Selected passage:

··········

This morning we went to the Gurdwara on Wilkie Road, the Akhand Path was ongoing. Fauja Singh was due to arrive later in the morning to meet the Sangat there. Fauja Singh (Punjabi: ਫੌਜਾ ਸਿੰਘ) (born 1 April 1911) is a British centenarian marathon runner of Punjabi Sikh origin. He is a world record holder in his age bracket. His current personal best time for the London Marathon (2003) is 6 hours 2 minutes, and his marathon record, for age 90-plus, is 5 hours 40 minutes, at the age of 92, at the 2003 Toronto Waterfront Marathon.
Singh has stated, “I won’t stop running until I die. The next target, God willing, is to be the oldest marathon runner ever.” and, “At the time when people start retiring, I thought of running at the age of 63…and today I won the marathon at 93 years of age.”
In 2004, Singh was featured in an advertising campaign for sportswear manufacturer Adidas alongside David Beckham and Muhammad Ali.
Singh holds UK records for the 200 m, 400 m, 800 m, mile and 3000 m for his age group, records all set within a single 94 minute period.
At the age of 100 (and a half), Singh attempted and accomplished eight world age group records in one day, at the special Ontario Masters Association Fauja Singh Invitational Meet, held at Birchmount Stadium in Toronto, Ontario Canada. Timed by officials in Canada, He ran the 100 metres in 23.14, 200 metres in 52.23, the 400 metres in 2:13.48, the 800 metres in 5:32.18, the 1500 metres in 11:27.81, the mile in 11:53.45, the 3000 metres in 24:52.47 and the 5000 metres in 49:57.39, setting five world records for his age group in one day. Each time bested the previous record in that age division (some events had no previous record holder, as nobody over age 100 had ever attempted the distance). Some of his marks are significantly superior to the listed world record in the M95 age group as well.
Three days later, on 16 October 2011, Singh became the first 100 year old to finish a marathon, completing the Toronto Waterfront Marathon in 8:11:06. As it took him over 14 minutes after the gun to cross the starting line, the official time submitted for the age group record will be 8:25:17. However, Guinness World Records refused to include Singh in its record book due to the fact that he could not produce his birth certificate to prove his age. Birth records were not kept in India in 1911, however it is claimed that records written in Urdu date back to 23 February 1879. He was able to produce a passport listing his date of birth as 1 April 1911, and a letter from Queen Elizabeth II congratulating him on his 100th birthday.
In October 2011, Singh, a vegetarian, became the oldest man to be featured in a PETA campaign. In July 2012, Fauja Singh carried the Olympic torch.
A great posture, most people half his age have a poor posture
Fauja Singh led the sangat in a jog around Mount Emily Park, just opposite the Gurdwara (and our hostel). Whilst Fauja Singh was running outside a couple was watching, I invited them inside to hear the talk. Andrew the chap came inside.
Andrew is running in the full 26mile (42km) marathon tomorrow. All the best Andrew. Andrew was very inspired by Fauja Singh, he stayed a while and got Fauja Singh’s autograph. Andrew used to be a hedge fund trader in London, he then moved to China. Now that his wife is expecting, they have decided to move to Singapore.

··········

Extracted information:
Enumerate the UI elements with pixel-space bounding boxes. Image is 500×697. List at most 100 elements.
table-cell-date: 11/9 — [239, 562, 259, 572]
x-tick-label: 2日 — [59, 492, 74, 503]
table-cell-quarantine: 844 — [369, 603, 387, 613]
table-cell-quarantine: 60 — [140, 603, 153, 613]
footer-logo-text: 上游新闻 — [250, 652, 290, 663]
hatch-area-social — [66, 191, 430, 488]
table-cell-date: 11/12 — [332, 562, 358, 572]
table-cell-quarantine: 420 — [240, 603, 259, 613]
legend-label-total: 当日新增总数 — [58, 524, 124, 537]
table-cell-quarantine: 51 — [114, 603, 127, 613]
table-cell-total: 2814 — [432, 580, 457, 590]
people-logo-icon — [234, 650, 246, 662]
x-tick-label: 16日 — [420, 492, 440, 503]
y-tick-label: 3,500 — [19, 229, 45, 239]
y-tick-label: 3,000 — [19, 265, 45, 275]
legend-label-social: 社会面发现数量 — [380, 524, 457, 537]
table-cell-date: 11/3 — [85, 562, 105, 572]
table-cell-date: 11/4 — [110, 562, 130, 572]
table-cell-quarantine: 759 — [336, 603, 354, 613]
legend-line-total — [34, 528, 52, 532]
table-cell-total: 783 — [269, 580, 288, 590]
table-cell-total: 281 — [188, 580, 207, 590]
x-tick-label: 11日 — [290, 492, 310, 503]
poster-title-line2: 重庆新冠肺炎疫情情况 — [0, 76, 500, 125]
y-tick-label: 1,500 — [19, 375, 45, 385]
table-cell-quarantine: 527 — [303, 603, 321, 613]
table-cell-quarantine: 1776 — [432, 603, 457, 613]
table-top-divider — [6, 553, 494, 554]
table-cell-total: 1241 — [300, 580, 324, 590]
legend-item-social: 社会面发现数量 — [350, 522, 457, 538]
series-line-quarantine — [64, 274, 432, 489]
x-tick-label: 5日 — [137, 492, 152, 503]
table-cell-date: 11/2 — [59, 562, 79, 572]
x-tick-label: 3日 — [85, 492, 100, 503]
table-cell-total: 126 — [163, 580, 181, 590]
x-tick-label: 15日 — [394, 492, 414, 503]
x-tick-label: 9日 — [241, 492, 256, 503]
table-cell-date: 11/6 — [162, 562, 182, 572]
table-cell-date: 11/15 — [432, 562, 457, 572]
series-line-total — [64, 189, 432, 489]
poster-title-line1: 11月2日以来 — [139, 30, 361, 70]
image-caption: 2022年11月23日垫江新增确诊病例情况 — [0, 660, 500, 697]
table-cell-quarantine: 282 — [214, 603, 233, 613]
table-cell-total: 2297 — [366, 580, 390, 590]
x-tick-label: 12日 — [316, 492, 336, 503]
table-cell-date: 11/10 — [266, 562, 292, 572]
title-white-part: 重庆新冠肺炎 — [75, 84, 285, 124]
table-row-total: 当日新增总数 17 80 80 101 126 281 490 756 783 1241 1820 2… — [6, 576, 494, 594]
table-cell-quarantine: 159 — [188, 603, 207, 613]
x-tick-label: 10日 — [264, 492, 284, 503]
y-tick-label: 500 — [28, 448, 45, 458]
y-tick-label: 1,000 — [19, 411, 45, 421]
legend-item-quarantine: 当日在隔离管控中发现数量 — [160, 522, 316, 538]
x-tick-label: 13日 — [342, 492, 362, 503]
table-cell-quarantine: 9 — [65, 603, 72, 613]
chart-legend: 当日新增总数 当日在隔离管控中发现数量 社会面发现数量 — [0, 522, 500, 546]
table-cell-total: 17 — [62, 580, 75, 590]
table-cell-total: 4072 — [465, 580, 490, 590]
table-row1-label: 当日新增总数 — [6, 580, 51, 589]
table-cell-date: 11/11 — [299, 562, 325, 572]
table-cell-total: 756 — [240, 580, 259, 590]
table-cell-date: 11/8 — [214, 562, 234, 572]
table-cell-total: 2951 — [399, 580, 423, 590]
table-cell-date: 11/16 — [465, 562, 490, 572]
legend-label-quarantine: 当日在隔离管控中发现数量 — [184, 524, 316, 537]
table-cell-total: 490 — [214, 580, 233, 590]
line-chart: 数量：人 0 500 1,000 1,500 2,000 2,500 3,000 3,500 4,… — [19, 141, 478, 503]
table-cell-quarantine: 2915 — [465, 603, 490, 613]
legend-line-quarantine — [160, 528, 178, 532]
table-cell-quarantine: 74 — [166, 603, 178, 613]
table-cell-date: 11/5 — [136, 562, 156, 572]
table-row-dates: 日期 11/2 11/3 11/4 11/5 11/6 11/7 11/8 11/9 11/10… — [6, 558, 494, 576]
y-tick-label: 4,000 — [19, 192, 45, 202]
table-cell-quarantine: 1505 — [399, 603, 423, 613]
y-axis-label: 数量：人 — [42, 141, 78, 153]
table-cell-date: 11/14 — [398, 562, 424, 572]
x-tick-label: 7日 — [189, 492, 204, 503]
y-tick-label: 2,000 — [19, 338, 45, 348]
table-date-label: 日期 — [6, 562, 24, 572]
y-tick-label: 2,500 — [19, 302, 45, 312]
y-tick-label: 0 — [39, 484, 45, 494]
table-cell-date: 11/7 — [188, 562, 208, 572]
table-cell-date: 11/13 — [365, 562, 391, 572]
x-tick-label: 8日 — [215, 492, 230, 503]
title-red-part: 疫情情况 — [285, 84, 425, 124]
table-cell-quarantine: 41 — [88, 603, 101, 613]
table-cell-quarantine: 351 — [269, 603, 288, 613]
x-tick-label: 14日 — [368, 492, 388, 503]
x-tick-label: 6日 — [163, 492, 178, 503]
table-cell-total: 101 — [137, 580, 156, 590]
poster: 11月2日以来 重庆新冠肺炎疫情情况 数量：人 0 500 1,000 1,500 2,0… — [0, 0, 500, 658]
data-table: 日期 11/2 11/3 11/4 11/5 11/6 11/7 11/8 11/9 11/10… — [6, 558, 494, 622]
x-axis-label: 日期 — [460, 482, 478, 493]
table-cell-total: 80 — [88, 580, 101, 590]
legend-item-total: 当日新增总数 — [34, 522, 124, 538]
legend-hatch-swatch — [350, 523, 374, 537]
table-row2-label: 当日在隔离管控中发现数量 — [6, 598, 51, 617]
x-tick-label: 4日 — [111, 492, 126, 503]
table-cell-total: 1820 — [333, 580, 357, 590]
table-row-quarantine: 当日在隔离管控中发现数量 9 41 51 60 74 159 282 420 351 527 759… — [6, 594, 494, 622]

··········

Jobs:
a. Please copy the post about Fauja Singh word for word, from "Andrew is running" to "move to Singapore.".
b. Render this sentence from the post about Fauja Singh in Spanish: "In July 2012, Fauja Singh carried the Olympic torch."

Results for each task:
a.
Andrew is running in the full 26mile (42km) marathon tomorrow. All the best Andrew. Andrew was very inspired by Fauja Singh, he stayed a while and got Fauja Singh’s autograph. Andrew used to be a hedge fund trader in London, he then moved to China. Now that his wife is expecting, they have decided to move to Singapore.

b. En julio de 2012, Fauja Singh llevó la antorcha olímpica.